[Problem details] Report every line below that holds the word "label".

▼▼▼

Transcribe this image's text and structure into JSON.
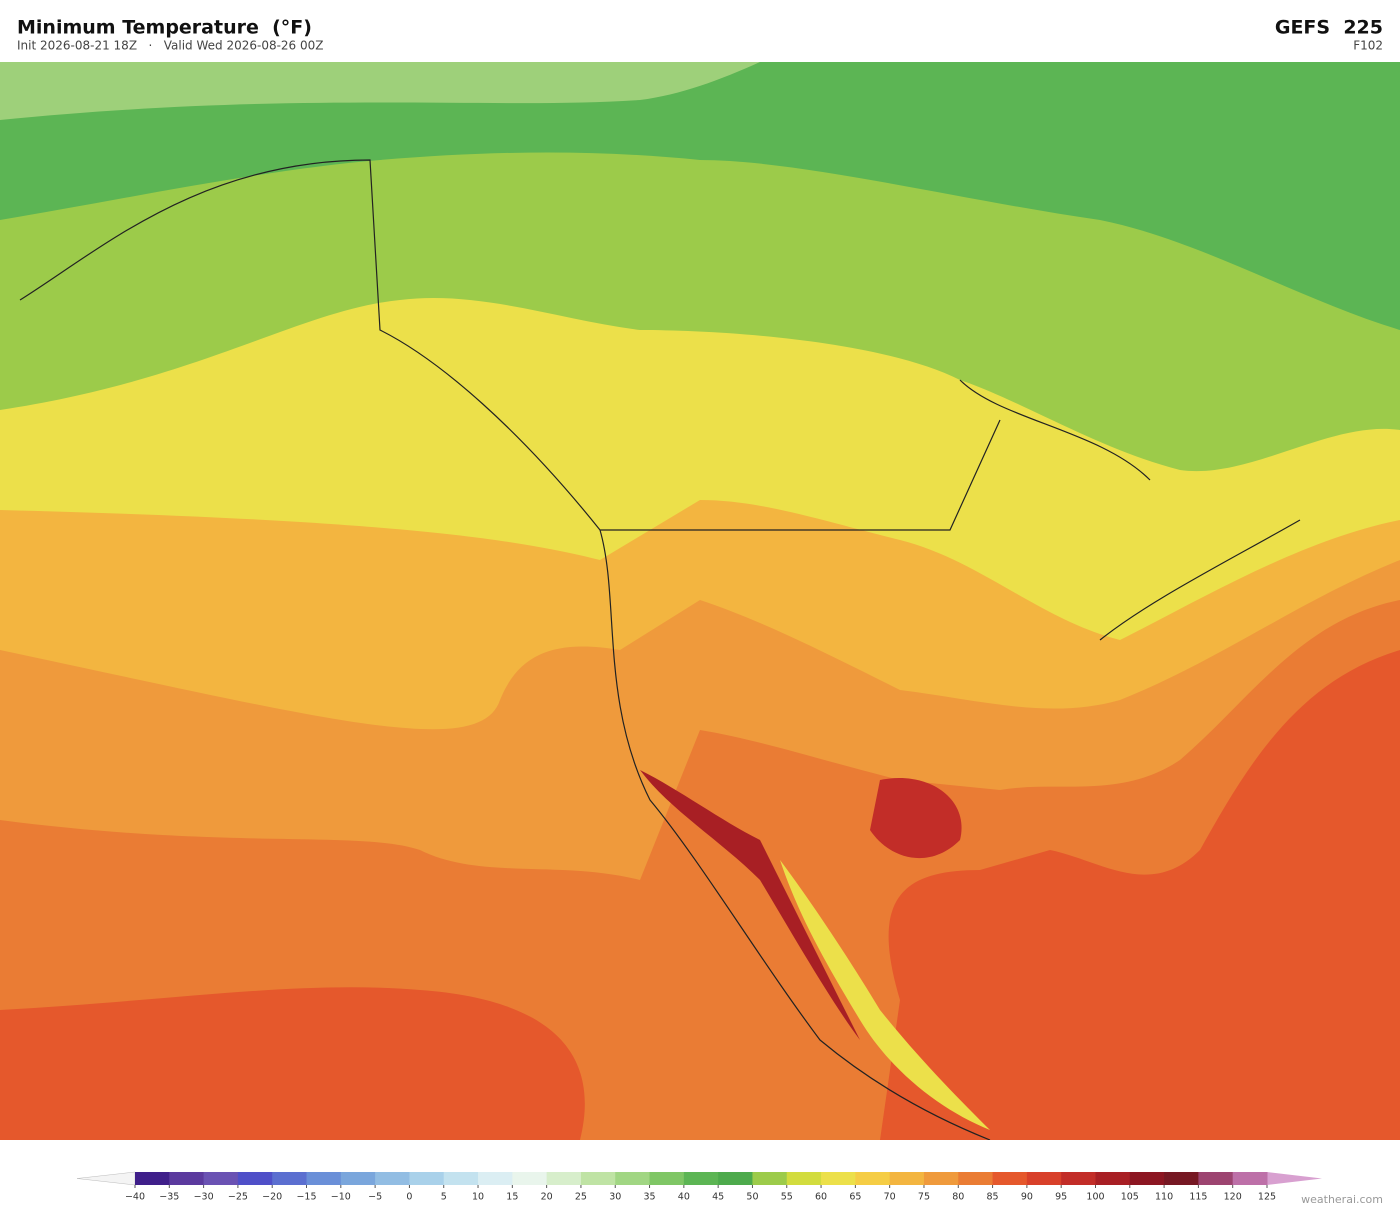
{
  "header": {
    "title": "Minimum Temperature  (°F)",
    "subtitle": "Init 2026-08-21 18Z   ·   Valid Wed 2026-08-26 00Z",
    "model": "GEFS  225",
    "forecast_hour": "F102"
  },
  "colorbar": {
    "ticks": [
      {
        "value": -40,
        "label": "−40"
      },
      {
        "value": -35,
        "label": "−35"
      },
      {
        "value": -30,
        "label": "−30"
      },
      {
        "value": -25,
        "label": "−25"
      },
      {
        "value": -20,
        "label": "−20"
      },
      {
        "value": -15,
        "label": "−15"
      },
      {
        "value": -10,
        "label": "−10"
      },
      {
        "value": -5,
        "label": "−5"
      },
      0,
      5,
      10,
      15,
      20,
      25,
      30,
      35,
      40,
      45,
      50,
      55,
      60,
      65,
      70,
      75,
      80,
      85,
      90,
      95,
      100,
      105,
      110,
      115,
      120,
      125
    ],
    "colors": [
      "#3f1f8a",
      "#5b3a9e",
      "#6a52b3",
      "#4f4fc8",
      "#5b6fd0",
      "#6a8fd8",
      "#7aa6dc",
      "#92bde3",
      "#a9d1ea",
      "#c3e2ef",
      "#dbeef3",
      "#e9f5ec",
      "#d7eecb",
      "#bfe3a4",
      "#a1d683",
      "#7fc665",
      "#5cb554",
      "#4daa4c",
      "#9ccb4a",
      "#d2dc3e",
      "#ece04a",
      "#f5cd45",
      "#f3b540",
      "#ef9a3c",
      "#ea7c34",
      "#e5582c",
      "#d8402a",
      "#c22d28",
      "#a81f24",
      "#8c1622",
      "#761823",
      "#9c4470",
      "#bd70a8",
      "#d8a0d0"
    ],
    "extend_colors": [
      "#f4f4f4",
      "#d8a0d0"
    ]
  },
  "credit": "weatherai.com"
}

▲▲▲
▼▼▼

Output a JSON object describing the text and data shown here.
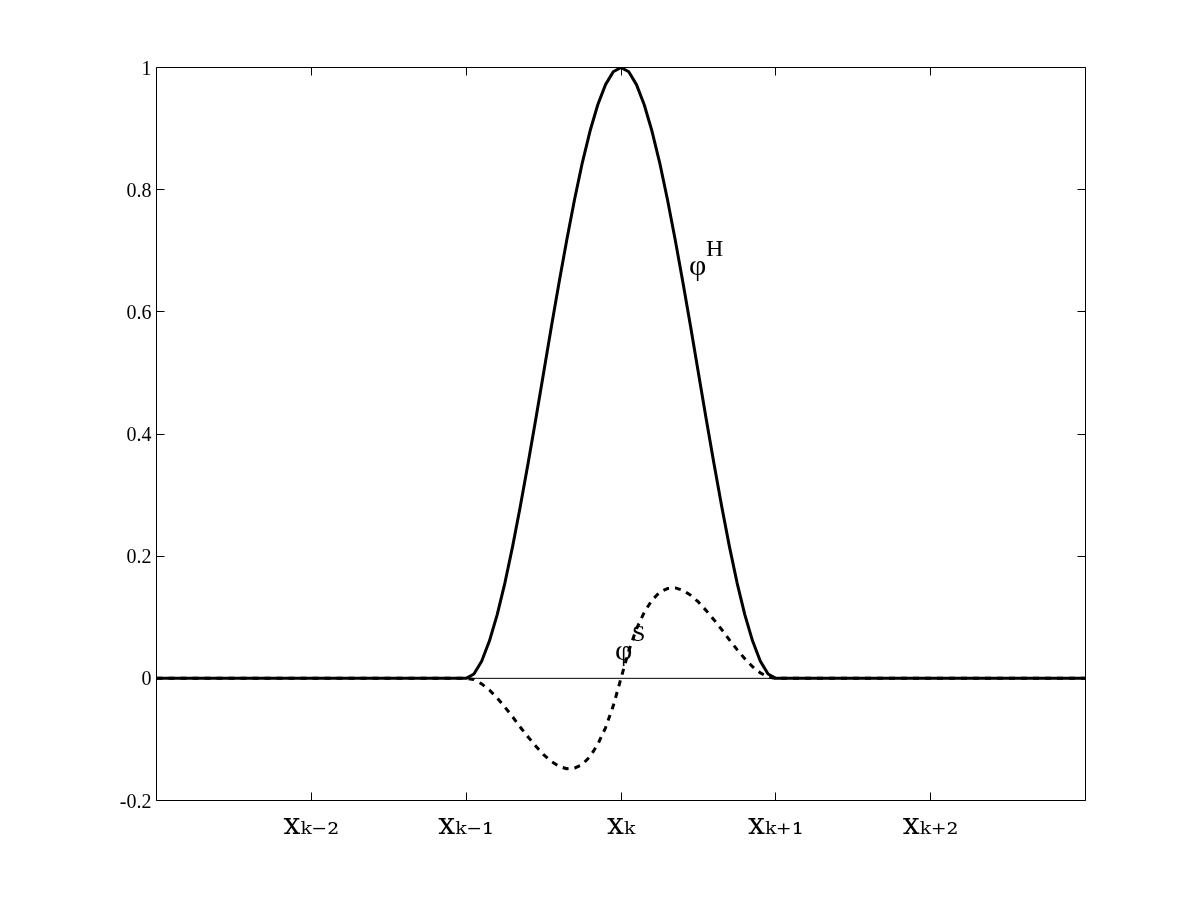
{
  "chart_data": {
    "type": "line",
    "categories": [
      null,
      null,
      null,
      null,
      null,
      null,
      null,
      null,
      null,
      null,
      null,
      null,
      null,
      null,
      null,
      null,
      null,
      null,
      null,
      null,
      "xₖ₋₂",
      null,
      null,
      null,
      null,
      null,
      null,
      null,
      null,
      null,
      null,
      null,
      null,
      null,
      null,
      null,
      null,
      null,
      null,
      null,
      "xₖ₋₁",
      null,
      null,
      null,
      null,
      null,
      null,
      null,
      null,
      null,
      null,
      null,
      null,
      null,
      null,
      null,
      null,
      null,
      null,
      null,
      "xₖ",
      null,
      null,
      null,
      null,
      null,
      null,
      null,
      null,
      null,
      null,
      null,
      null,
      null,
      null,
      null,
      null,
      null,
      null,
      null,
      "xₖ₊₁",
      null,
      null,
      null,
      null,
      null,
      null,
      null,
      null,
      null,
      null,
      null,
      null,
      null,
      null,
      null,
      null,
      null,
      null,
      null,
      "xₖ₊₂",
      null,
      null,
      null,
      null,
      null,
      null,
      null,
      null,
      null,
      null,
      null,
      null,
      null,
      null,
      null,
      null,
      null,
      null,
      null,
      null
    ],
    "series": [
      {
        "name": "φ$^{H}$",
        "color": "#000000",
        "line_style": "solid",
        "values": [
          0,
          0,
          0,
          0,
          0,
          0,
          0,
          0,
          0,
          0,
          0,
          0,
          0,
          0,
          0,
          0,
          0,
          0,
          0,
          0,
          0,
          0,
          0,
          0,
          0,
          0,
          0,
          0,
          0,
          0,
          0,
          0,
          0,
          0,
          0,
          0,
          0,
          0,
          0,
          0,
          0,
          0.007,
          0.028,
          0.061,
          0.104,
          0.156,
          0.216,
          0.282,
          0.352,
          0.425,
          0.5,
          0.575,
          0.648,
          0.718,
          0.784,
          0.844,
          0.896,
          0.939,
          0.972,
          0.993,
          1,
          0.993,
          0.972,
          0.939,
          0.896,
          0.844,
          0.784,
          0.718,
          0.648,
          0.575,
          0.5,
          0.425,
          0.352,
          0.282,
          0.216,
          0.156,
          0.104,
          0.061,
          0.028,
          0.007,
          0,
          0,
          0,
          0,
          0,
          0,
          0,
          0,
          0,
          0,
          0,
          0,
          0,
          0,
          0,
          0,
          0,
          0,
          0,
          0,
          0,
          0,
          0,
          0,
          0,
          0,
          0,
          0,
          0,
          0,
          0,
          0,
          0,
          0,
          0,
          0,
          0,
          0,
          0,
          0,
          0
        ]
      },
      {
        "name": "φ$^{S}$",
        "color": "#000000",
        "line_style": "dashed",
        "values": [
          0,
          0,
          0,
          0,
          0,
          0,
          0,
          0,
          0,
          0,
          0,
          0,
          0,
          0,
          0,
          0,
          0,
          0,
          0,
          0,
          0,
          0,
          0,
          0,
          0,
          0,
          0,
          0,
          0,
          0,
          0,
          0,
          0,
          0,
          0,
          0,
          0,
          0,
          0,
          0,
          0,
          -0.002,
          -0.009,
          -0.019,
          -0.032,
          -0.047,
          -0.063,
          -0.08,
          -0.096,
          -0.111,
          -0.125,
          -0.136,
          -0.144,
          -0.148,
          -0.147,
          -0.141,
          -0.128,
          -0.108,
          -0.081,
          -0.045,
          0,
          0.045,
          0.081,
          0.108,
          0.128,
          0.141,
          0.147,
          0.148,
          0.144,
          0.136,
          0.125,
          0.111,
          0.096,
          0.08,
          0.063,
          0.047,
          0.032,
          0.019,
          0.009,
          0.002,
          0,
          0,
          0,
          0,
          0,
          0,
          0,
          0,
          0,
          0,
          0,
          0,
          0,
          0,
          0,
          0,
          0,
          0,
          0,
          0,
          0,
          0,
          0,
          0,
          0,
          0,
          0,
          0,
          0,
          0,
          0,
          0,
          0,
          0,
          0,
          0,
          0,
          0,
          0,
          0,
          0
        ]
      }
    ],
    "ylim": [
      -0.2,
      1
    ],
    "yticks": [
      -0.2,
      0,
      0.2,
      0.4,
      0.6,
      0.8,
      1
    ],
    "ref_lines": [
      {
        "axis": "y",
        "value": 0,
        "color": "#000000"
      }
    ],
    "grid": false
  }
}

▲▲▲

[Answer to the task]
        "label": "−40"
        "label": "−35"
        "label": "−30"
        "label": "−25"
        "label": "−20"
        "label": "−15"
        "label": "−10"
        "label": "−5"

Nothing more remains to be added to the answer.